◆ **PROBLEM TO SOLVE**:
What is the number of lines containing the word "τιμαὶ"? Give that number alone.
* begin *
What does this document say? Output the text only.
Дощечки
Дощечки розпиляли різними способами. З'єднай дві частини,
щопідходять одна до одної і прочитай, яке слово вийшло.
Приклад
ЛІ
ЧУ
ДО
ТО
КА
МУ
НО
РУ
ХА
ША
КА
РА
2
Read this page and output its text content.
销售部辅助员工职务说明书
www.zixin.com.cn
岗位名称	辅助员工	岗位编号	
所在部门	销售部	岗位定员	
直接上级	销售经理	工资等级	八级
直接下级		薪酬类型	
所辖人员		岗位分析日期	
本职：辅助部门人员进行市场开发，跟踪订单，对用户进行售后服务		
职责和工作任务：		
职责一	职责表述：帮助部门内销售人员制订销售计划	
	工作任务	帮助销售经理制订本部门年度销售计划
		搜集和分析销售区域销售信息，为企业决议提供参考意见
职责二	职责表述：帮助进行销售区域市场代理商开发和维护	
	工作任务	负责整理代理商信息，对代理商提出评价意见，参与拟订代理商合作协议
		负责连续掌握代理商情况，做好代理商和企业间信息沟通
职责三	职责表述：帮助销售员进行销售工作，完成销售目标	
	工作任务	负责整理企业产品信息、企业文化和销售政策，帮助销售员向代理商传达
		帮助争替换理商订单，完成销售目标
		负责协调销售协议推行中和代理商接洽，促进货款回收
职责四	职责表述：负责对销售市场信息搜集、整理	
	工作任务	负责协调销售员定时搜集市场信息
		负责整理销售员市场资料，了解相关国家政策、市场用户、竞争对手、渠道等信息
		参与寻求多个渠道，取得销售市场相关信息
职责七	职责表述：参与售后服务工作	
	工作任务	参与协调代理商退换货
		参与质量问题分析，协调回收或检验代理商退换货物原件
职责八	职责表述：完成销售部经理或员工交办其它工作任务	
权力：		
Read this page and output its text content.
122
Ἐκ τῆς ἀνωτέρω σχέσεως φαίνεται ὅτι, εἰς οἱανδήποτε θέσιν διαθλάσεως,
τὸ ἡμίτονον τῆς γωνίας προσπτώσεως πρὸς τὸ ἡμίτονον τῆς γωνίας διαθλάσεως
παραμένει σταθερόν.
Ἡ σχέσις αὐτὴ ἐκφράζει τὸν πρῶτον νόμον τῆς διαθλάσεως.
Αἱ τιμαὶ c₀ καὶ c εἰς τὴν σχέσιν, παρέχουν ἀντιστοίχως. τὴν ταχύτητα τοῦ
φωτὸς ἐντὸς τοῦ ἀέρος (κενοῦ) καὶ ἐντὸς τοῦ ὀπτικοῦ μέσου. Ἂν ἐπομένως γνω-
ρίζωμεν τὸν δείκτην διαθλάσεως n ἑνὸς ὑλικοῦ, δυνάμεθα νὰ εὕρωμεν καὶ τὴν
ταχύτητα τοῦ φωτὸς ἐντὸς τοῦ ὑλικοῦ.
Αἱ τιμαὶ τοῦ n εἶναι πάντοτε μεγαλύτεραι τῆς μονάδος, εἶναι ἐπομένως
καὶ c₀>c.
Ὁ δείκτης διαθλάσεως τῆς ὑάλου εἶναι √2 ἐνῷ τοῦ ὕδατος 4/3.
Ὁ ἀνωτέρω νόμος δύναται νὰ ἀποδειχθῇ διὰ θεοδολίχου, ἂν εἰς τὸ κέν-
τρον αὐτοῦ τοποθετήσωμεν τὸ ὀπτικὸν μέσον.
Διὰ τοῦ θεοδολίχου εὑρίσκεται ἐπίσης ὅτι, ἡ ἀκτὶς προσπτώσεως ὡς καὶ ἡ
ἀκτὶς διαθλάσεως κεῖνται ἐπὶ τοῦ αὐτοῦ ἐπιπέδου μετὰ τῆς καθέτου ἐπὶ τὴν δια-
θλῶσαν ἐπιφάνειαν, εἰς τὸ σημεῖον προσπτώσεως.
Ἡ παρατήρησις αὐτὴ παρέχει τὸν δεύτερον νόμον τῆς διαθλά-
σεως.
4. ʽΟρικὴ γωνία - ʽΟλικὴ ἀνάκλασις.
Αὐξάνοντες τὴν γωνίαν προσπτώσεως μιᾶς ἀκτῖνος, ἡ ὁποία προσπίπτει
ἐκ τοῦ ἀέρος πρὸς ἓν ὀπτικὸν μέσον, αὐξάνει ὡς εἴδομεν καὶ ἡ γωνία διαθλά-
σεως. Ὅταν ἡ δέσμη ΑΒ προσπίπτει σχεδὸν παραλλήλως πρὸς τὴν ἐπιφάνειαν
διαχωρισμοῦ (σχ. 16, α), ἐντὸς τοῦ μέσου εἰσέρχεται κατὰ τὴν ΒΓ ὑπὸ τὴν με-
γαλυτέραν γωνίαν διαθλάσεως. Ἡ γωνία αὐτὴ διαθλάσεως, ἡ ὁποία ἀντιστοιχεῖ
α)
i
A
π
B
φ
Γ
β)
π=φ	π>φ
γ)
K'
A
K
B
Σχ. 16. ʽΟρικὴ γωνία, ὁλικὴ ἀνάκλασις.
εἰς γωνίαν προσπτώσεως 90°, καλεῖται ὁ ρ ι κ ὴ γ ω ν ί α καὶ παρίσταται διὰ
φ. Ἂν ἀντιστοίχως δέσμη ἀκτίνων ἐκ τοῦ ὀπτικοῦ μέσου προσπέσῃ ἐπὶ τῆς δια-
* end *
◆ **OUTPUT OF THE EXERCISE**:
2